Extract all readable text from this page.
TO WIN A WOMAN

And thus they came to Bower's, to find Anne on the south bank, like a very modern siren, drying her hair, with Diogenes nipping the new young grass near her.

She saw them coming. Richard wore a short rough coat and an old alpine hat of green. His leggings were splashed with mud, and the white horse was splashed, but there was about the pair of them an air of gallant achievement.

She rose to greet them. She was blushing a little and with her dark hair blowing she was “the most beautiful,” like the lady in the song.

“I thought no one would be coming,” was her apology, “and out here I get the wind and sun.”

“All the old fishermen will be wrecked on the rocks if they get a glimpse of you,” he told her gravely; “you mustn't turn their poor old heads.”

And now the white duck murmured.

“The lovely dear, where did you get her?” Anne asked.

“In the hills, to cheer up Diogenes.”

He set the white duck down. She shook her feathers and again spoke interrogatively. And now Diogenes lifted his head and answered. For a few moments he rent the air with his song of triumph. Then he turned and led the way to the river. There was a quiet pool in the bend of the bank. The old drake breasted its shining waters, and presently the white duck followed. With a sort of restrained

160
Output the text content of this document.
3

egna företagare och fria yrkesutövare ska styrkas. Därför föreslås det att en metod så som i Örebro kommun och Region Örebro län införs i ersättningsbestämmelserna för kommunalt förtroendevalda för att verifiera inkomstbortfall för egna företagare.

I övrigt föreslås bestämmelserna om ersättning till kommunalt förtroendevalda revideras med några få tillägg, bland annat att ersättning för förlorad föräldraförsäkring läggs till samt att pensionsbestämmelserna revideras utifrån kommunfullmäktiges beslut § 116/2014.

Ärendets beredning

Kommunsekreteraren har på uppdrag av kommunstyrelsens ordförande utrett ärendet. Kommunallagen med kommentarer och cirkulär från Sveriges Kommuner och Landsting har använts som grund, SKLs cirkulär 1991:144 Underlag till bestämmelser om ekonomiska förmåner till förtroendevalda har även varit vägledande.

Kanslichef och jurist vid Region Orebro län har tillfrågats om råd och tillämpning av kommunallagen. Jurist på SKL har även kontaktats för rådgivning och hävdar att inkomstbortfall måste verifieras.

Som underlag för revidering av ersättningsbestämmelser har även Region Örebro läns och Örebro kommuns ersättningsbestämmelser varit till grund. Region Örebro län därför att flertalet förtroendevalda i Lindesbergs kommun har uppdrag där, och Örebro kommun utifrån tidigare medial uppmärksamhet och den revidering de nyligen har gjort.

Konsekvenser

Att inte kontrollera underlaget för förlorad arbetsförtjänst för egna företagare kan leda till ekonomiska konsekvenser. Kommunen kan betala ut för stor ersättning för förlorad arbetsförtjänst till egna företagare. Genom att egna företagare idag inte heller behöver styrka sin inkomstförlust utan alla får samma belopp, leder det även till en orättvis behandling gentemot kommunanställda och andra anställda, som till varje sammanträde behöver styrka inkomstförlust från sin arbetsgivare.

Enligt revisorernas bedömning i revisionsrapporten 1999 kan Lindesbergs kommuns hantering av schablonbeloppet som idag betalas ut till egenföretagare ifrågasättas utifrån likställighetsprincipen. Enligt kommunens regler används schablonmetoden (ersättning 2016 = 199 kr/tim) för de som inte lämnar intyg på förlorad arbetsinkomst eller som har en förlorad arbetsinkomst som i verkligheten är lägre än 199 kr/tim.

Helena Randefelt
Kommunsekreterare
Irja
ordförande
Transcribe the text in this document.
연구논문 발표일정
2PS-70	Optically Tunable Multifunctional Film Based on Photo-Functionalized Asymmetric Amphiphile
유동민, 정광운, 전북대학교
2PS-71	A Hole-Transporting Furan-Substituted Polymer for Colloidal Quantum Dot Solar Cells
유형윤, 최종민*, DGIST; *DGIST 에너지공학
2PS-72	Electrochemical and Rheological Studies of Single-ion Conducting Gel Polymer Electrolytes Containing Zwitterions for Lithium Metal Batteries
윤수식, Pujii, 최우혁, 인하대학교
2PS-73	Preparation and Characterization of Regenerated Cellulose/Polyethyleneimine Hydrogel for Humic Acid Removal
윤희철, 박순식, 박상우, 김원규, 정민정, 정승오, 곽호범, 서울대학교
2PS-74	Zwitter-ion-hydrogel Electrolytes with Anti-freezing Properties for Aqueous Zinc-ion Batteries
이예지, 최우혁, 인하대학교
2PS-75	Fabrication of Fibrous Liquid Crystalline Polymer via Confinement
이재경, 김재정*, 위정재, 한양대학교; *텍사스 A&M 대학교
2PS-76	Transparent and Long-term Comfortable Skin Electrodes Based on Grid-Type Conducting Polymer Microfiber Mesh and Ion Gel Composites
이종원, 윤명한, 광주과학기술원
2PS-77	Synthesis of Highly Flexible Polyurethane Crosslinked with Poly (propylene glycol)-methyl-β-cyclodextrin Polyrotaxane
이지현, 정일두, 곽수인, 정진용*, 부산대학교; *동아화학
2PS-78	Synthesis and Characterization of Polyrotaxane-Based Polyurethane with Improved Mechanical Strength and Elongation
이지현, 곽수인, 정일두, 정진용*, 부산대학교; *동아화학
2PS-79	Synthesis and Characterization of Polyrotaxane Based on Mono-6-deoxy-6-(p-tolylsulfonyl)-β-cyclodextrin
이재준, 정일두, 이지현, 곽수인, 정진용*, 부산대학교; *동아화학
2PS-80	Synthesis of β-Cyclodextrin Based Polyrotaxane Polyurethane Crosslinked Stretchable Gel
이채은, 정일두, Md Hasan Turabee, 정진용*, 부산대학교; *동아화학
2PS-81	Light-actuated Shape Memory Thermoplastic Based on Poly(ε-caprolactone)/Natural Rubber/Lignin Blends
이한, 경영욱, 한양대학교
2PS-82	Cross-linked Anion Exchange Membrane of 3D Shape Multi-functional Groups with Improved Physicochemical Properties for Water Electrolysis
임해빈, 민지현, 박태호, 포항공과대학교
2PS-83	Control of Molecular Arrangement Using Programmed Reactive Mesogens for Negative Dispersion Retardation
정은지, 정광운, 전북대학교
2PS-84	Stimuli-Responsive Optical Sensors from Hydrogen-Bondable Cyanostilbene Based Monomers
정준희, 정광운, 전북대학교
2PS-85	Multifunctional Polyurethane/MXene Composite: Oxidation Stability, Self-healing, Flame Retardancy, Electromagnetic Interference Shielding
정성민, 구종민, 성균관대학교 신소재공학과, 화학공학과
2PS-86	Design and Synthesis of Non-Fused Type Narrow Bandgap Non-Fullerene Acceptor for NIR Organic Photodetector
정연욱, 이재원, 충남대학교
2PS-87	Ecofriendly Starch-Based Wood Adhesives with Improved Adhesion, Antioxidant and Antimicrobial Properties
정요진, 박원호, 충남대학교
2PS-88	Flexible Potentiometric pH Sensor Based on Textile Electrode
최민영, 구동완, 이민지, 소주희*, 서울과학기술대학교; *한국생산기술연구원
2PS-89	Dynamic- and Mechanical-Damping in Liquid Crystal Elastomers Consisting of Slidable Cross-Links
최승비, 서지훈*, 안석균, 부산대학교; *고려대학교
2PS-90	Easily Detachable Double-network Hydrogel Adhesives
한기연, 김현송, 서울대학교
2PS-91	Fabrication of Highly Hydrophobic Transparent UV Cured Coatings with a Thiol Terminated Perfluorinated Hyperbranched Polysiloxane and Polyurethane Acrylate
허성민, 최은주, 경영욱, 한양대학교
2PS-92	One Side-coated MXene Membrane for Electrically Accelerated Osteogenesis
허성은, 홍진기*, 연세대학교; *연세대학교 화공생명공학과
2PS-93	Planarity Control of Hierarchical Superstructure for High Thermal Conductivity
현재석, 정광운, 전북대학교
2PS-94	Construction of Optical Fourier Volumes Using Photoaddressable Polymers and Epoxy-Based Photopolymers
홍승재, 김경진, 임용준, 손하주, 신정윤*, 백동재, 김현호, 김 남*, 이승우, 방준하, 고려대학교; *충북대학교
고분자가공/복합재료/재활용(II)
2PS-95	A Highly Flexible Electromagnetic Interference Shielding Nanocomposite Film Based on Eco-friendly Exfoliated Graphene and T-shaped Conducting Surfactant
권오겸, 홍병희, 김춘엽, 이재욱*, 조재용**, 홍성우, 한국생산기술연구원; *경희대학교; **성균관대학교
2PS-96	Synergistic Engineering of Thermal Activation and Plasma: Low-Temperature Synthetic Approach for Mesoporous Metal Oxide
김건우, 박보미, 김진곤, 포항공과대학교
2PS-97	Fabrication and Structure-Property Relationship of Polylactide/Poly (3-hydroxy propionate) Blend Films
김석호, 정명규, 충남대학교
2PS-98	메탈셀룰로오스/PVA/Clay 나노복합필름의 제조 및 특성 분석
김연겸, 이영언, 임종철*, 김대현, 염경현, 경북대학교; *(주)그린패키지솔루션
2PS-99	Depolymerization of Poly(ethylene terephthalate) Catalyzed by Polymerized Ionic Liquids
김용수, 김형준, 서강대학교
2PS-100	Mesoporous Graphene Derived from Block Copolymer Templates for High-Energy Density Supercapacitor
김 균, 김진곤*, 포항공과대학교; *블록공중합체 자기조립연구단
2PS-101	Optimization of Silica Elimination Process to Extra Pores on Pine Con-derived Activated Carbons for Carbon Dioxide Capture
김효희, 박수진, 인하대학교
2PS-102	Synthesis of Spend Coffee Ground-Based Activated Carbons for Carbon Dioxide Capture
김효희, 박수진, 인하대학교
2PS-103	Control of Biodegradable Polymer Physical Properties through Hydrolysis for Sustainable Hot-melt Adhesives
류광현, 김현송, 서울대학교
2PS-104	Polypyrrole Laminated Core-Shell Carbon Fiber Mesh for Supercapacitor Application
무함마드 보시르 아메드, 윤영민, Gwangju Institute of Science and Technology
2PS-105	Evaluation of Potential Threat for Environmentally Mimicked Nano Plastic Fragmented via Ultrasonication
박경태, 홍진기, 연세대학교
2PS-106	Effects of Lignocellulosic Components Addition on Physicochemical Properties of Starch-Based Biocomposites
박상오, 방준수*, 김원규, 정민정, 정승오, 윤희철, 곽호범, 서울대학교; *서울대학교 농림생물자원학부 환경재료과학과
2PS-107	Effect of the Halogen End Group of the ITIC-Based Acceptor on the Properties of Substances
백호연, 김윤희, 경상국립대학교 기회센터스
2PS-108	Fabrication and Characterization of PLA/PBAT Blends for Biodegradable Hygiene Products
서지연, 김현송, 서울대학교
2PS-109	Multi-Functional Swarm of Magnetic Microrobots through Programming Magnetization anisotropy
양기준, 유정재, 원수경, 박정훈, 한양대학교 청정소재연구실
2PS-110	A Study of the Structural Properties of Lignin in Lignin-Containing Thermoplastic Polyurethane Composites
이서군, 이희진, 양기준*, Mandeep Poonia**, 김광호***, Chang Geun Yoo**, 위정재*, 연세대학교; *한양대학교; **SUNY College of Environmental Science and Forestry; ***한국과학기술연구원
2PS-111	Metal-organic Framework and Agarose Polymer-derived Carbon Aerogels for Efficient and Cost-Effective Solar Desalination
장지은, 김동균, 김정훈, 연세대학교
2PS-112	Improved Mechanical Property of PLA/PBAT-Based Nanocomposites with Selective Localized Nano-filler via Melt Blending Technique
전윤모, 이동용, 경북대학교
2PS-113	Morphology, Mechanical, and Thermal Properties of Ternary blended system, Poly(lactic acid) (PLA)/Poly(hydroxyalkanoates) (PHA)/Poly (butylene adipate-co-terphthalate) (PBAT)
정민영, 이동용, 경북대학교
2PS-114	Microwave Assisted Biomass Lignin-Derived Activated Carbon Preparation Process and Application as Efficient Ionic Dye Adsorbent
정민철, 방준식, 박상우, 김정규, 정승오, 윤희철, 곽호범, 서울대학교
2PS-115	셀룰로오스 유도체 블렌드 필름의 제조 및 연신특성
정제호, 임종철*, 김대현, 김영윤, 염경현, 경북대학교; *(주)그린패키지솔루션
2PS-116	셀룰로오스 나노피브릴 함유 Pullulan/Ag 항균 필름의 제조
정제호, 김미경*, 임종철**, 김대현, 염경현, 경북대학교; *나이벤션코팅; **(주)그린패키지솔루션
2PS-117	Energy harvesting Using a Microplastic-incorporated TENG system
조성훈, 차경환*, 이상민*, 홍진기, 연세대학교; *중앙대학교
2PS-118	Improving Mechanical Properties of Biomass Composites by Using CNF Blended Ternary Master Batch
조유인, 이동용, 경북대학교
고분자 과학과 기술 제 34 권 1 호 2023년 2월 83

* [GOAL OF THE EXERCISE]
From the records above, copy each line that contains the word "bank".

* [COMPLETED TASK]
And thus they came to Bower's, to find Anne on the south bank, like a very modern siren, drying her hair, with Diogenes nipping the new young grass near her.
He set the white duck down. She shook her feathers and again spoke interrogatively. And now Diogenes lifted his head and answered. For a few moments he rent the air with his song of triumph. Then he turned and led the way to the river. There was a quiet pool in the bend of the bank. The old drake breasted its shining waters, and presently the white duck followed. With a sort of restrained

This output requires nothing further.